Given request: All of the data that follows should be retyped exactly, please, except the pictures.

Information provided:
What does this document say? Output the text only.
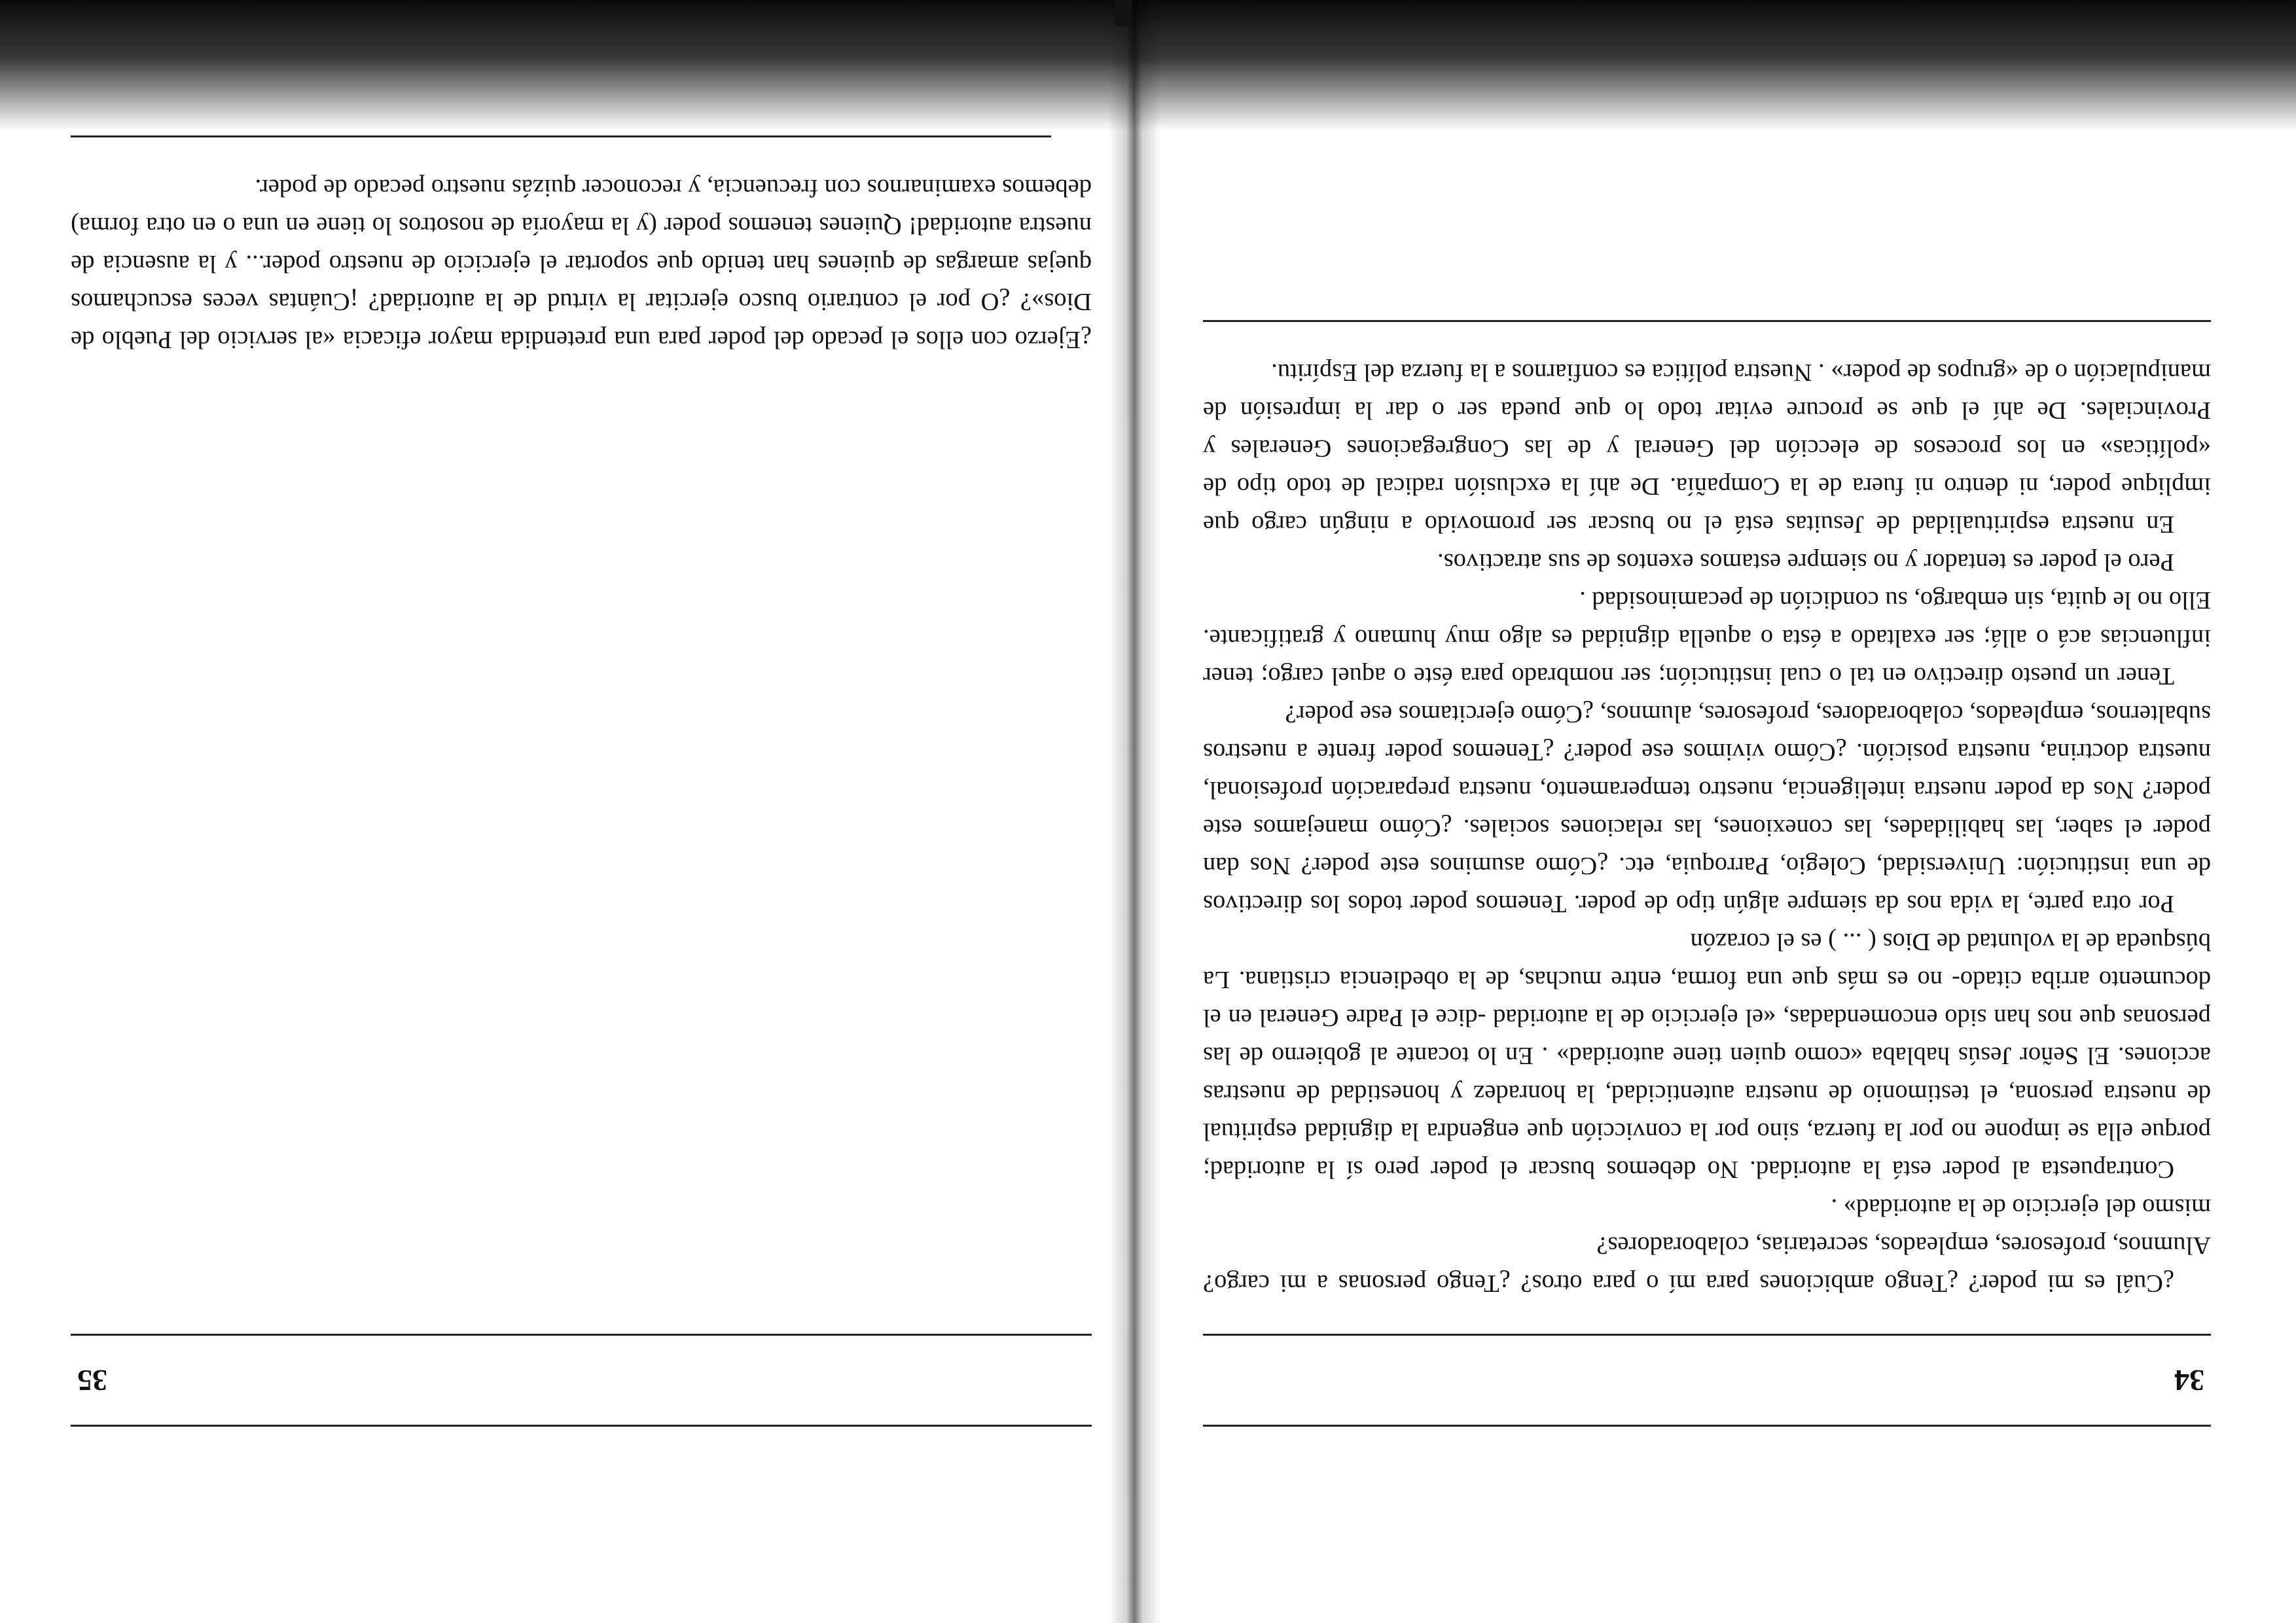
34

¿Cuál es mi poder? ¿Tengo ambiciones para mí o para otros? ¿Tengo personas a mi cargo? Alumnos, profesores, empleados, secretarias, colaboradores?

mismo del ejercicio de la autoridad» .

Contrapuesta al poder está la autoridad. No debemos buscar el poder pero sí la autoridad; porque ella se impone no por la fuerza, sino por la convicción que engendra la dignidad espiritual de nuestra persona, el testimonio de nuestra autenticidad, la honradez y honestidad de nuestras acciones. El Señor Jesús hablaba «como quien tiene autoridad» . En lo tocante al gobierno de las personas que nos han sido encomendadas, «el ejercicio de la autoridad -dice el Padre General en el documento arriba citado- no es más que una forma, entre muchas, de la obediencia cristiana. La búsqueda de la voluntad de Dios ( ... ) es el corazón

Por otra parte, la vida nos da siempre algún tipo de poder. Tenemos poder todos los directivos de una institución: Universidad, Colegio, Parroquia, etc. ¿Cómo asuminos este poder? Nos dan poder el saber, las habilidades, las conexiones, las relaciones sociales. ¿Cómo manejamos este poder? Nos da poder nuestra inteligencia, nuestro temperamento, nuestra preparación profesional, nuestra doctrina, nuestra posición. ¿Cómo vivimos ese poder? ¿Tenemos poder frente a nuestros subalternos, empleados, colaboradores, profesores, alumnos, ¿Cómo ejercitamos ese poder?

Tener un puesto directivo en tal o cual institución; ser nombrado para éste o aquel cargo; tener influencias acá o allá; ser exaltado a ésta o aquella dignidad es algo muy humano y gratificante. Ello no le quita, sin embargo, su condición de pecaminosidad .

Pero el poder es tentador y no siempre estamos exentos de sus atractivos.

En nuestra espiritualidad de Jesuitas está el no buscar ser promovido a ningún cargo que implique poder, ni dentro ni fuera de la Compañía. De ahí la exclusión radical de todo tipo de «políticas» en los procesos de elección del General y de las Congregaciones Generales y Provinciales. De ahí el que se procure evitar todo lo que pueda ser o dar la impresión de manipulación o de «grupos de poder» . Nuestra política es confiarnos a la fuerza del Espíritu.

35

¿Ejerzo con ellos el pecado del poder para una pretendida mayor eficacia «al servicio del Pueblo de Dios»? ¿O por el contrario busco ejercitar la virtud de la autoridad? ¡Cuántas veces escuchamos quejas amargas de quienes han tenido que soportar el ejercicio de nuestro poder... y la ausencia de nuestra autoridad! Quienes tenemos poder (y la mayoría de nosotros lo tiene en una o en otra forma) debemos examinarnos con frecuencia, y reconocer quizás nuestro pecado de poder.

Task output:
What does this document say? Output the text only.
34

¿Cuál es mi poder? ¿Tengo ambiciones para mí o para otros? ¿Tengo personas a mi cargo? Alumnos, profesores, empleados, secretarias, colaboradores?

mismo del ejercicio de la autoridad» .

Contrapuesta al poder está la autoridad. No debemos buscar el poder pero sí la autoridad; porque ella se impone no por la fuerza, sino por la convicción que engendra la dignidad espiritual de nuestra persona, el testimonio de nuestra autenticidad, la honradez y honestidad de nuestras acciones. El Señor Jesús hablaba «como quien tiene autoridad» . En lo tocante al gobierno de las personas que nos han sido encomendadas, «el ejercicio de la autoridad -dice el Padre General en el documento arriba citado- no es más que una forma, entre muchas, de la obediencia cristiana. La búsqueda de la voluntad de Dios ( ... ) es el corazón

Por otra parte, la vida nos da siempre algún tipo de poder. Tenemos poder todos los directivos de una institución: Universidad, Colegio, Parroquia, etc. ¿Cómo asuminos este poder? Nos dan poder el saber, las habilidades, las conexiones, las relaciones sociales. ¿Cómo manejamos este poder? Nos da poder nuestra inteligencia, nuestro temperamento, nuestra preparación profesional, nuestra doctrina, nuestra posición. ¿Cómo vivimos ese poder? ¿Tenemos poder frente a nuestros subalternos, empleados, colaboradores, profesores, alumnos, ¿Cómo ejercitamos ese poder?

Tener un puesto directivo en tal o cual institución; ser nombrado para éste o aquel cargo; tener influencias acá o allá; ser exaltado a ésta o aquella dignidad es algo muy humano y gratificante. Ello no le quita, sin embargo, su condición de pecaminosidad .

Pero el poder es tentador y no siempre estamos exentos de sus atractivos.

En nuestra espiritualidad de Jesuitas está el no buscar ser promovido a ningún cargo que implique poder, ni dentro ni fuera de la Compañía. De ahí la exclusión radical de todo tipo de «políticas» en los procesos de elección del General y de las Congregaciones Generales y Provinciales. De ahí el que se procure evitar todo lo que pueda ser o dar la impresión de manipulación o de «grupos de poder» . Nuestra política es confiarnos a la fuerza del Espíritu.

35

¿Ejerzo con ellos el pecado del poder para una pretendida mayor eficacia «al servicio del Pueblo de Dios»? ¿O por el contrario busco ejercitar la virtud de la autoridad? ¡Cuántas veces escuchamos quejas amargas de quienes han tenido que soportar el ejercicio de nuestro poder... y la ausencia de nuestra autoridad! Quienes tenemos poder (y la mayoría de nosotros lo tiene en una o en otra forma) debemos examinarnos con frecuencia, y reconocer quizás nuestro pecado de poder.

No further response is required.